[begin DATA SECTION]
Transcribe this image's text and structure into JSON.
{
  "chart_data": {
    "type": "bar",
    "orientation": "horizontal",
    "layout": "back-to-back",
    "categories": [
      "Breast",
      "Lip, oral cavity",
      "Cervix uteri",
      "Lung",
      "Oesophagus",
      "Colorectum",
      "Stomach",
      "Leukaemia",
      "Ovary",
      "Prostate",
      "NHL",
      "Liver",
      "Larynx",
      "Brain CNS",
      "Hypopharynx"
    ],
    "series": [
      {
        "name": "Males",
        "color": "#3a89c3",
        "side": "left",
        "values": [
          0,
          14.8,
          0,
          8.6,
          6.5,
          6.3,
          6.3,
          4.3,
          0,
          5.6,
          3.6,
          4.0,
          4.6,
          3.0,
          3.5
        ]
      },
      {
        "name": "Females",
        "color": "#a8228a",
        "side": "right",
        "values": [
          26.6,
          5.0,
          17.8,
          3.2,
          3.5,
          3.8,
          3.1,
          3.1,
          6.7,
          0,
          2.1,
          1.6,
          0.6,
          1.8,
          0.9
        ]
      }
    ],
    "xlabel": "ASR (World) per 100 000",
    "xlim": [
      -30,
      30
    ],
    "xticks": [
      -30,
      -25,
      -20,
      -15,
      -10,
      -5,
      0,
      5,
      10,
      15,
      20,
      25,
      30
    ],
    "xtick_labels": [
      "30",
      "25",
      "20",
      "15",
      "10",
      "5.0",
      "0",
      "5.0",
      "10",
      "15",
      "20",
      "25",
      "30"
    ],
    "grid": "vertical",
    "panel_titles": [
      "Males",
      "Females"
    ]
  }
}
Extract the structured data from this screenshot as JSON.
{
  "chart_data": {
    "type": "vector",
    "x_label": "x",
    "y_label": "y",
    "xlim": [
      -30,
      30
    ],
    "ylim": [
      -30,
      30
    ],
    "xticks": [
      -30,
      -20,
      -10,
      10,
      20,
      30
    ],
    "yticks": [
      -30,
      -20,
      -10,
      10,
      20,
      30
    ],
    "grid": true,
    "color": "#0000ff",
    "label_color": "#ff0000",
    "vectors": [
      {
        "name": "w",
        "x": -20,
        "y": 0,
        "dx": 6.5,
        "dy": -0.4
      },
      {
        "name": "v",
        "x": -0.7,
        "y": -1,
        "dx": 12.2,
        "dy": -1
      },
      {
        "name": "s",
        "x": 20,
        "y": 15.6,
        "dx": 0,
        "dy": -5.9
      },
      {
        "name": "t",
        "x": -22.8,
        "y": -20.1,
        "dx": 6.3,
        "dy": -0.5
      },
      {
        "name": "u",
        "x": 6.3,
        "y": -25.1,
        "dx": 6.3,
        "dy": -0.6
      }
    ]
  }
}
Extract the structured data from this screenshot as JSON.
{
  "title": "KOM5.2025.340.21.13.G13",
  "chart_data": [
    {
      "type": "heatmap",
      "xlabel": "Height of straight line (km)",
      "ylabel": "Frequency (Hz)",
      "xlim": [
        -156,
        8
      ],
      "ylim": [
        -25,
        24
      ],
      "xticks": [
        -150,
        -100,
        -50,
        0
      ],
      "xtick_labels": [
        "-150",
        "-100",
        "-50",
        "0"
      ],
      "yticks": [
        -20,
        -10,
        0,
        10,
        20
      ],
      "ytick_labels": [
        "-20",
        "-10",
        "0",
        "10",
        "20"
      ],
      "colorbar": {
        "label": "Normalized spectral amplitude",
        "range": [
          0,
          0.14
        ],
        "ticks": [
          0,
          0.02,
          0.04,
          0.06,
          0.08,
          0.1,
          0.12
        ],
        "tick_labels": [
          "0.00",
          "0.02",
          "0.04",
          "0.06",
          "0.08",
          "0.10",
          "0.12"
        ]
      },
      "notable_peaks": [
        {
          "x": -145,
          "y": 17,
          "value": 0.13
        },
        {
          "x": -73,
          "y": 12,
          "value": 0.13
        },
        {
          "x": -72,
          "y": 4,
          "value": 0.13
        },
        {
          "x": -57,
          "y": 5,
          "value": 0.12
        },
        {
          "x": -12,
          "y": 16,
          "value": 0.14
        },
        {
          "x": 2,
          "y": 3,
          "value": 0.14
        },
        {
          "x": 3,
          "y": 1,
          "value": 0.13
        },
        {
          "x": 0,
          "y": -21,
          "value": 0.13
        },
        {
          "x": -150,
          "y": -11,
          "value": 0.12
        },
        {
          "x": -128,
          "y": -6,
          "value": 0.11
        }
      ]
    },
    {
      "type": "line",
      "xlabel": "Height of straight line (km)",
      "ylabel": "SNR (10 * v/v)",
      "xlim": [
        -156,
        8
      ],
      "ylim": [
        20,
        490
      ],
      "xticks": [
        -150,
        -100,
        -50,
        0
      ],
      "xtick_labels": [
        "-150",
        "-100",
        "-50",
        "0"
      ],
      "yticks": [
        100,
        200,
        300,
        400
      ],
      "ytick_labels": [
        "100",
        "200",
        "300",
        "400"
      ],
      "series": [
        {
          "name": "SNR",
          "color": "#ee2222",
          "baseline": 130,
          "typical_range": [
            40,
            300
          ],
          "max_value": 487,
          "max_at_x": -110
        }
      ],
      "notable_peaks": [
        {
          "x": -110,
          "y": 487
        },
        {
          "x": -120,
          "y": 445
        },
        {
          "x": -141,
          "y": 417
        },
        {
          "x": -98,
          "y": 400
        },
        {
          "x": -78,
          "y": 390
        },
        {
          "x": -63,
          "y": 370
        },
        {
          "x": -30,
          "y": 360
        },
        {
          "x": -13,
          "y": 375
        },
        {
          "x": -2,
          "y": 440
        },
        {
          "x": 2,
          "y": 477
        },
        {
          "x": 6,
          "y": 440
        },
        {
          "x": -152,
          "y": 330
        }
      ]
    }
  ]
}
[end DATA SECTION]
**YOUR INSTRUCTIONS**
Reproduce the material above exactly; please quote every line of it.

**EXERCISE SOLUTION**
Transcribe this image's text and structure into JSON.
{
  "chart_data": {
    "type": "bar",
    "orientation": "horizontal",
    "layout": "back-to-back",
    "categories": [
      "Breast",
      "Lip, oral cavity",
      "Cervix uteri",
      "Lung",
      "Oesophagus",
      "Colorectum",
      "Stomach",
      "Leukaemia",
      "Ovary",
      "Prostate",
      "NHL",
      "Liver",
      "Larynx",
      "Brain CNS",
      "Hypopharynx"
    ],
    "series": [
      {
        "name": "Males",
        "color": "#3a89c3",
        "side": "left",
        "values": [
          0,
          14.8,
          0,
          8.6,
          6.5,
          6.3,
          6.3,
          4.3,
          0,
          5.6,
          3.6,
          4.0,
          4.6,
          3.0,
          3.5
        ]
      },
      {
        "name": "Females",
        "color": "#a8228a",
        "side": "right",
        "values": [
          26.6,
          5.0,
          17.8,
          3.2,
          3.5,
          3.8,
          3.1,
          3.1,
          6.7,
          0,
          2.1,
          1.6,
          0.6,
          1.8,
          0.9
        ]
      }
    ],
    "xlabel": "ASR (World) per 100 000",
    "xlim": [
      -30,
      30
    ],
    "xticks": [
      -30,
      -25,
      -20,
      -15,
      -10,
      -5,
      0,
      5,
      10,
      15,
      20,
      25,
      30
    ],
    "xtick_labels": [
      "30",
      "25",
      "20",
      "15",
      "10",
      "5.0",
      "0",
      "5.0",
      "10",
      "15",
      "20",
      "25",
      "30"
    ],
    "grid": "vertical",
    "panel_titles": [
      "Males",
      "Females"
    ]
  }
}
Extract the structured data from this screenshot as JSON.
{
  "chart_data": {
    "type": "vector",
    "x_label": "x",
    "y_label": "y",
    "xlim": [
      -30,
      30
    ],
    "ylim": [
      -30,
      30
    ],
    "xticks": [
      -30,
      -20,
      -10,
      10,
      20,
      30
    ],
    "yticks": [
      -30,
      -20,
      -10,
      10,
      20,
      30
    ],
    "grid": true,
    "color": "#0000ff",
    "label_color": "#ff0000",
    "vectors": [
      {
        "name": "w",
        "x": -20,
        "y": 0,
        "dx": 6.5,
        "dy": -0.4
      },
      {
        "name": "v",
        "x": -0.7,
        "y": -1,
        "dx": 12.2,
        "dy": -1
      },
      {
        "name": "s",
        "x": 20,
        "y": 15.6,
        "dx": 0,
        "dy": -5.9
      },
      {
        "name": "t",
        "x": -22.8,
        "y": -20.1,
        "dx": 6.3,
        "dy": -0.5
      },
      {
        "name": "u",
        "x": 6.3,
        "y": -25.1,
        "dx": 6.3,
        "dy": -0.6
      }
    ]
  }
}
Extract the structured data from this screenshot as JSON.
{
  "title": "KOM5.2025.340.21.13.G13",
  "chart_data": [
    {
      "type": "heatmap",
      "xlabel": "Height of straight line (km)",
      "ylabel": "Frequency (Hz)",
      "xlim": [
        -156,
        8
      ],
      "ylim": [
        -25,
        24
      ],
      "xticks": [
        -150,
        -100,
        -50,
        0
      ],
      "xtick_labels": [
        "-150",
        "-100",
        "-50",
        "0"
      ],
      "yticks": [
        -20,
        -10,
        0,
        10,
        20
      ],
      "ytick_labels": [
        "-20",
        "-10",
        "0",
        "10",
        "20"
      ],
      "colorbar": {
        "label": "Normalized spectral amplitude",
        "range": [
          0,
          0.14
        ],
        "ticks": [
          0,
          0.02,
          0.04,
          0.06,
          0.08,
          0.1,
          0.12
        ],
        "tick_labels": [
          "0.00",
          "0.02",
          "0.04",
          "0.06",
          "0.08",
          "0.10",
          "0.12"
        ]
      },
      "notable_peaks": [
        {
          "x": -145,
          "y": 17,
          "value": 0.13
        },
        {
          "x": -73,
          "y": 12,
          "value": 0.13
        },
        {
          "x": -72,
          "y": 4,
          "value": 0.13
        },
        {
          "x": -57,
          "y": 5,
          "value": 0.12
        },
        {
          "x": -12,
          "y": 16,
          "value": 0.14
        },
        {
          "x": 2,
          "y": 3,
          "value": 0.14
        },
        {
          "x": 3,
          "y": 1,
          "value": 0.13
        },
        {
          "x": 0,
          "y": -21,
          "value": 0.13
        },
        {
          "x": -150,
          "y": -11,
          "value": 0.12
        },
        {
          "x": -128,
          "y": -6,
          "value": 0.11
        }
      ]
    },
    {
      "type": "line",
      "xlabel": "Height of straight line (km)",
      "ylabel": "SNR (10 * v/v)",
      "xlim": [
        -156,
        8
      ],
      "ylim": [
        20,
        490
      ],
      "xticks": [
        -150,
        -100,
        -50,
        0
      ],
      "xtick_labels": [
        "-150",
        "-100",
        "-50",
        "0"
      ],
      "yticks": [
        100,
        200,
        300,
        400
      ],
      "ytick_labels": [
        "100",
        "200",
        "300",
        "400"
      ],
      "series": [
        {
          "name": "SNR",
          "color": "#ee2222",
          "baseline": 130,
          "typical_range": [
            40,
            300
          ],
          "max_value": 487,
          "max_at_x": -110
        }
      ],
      "notable_peaks": [
        {
          "x": -110,
          "y": 487
        },
        {
          "x": -120,
          "y": 445
        },
        {
          "x": -141,
          "y": 417
        },
        {
          "x": -98,
          "y": 400
        },
        {
          "x": -78,
          "y": 390
        },
        {
          "x": -63,
          "y": 370
        },
        {
          "x": -30,
          "y": 360
        },
        {
          "x": -13,
          "y": 375
        },
        {
          "x": -2,
          "y": 440
        },
        {
          "x": 2,
          "y": 477
        },
        {
          "x": 6,
          "y": 440
        },
        {
          "x": -152,
          "y": 330
        }
      ]
    }
  ]
}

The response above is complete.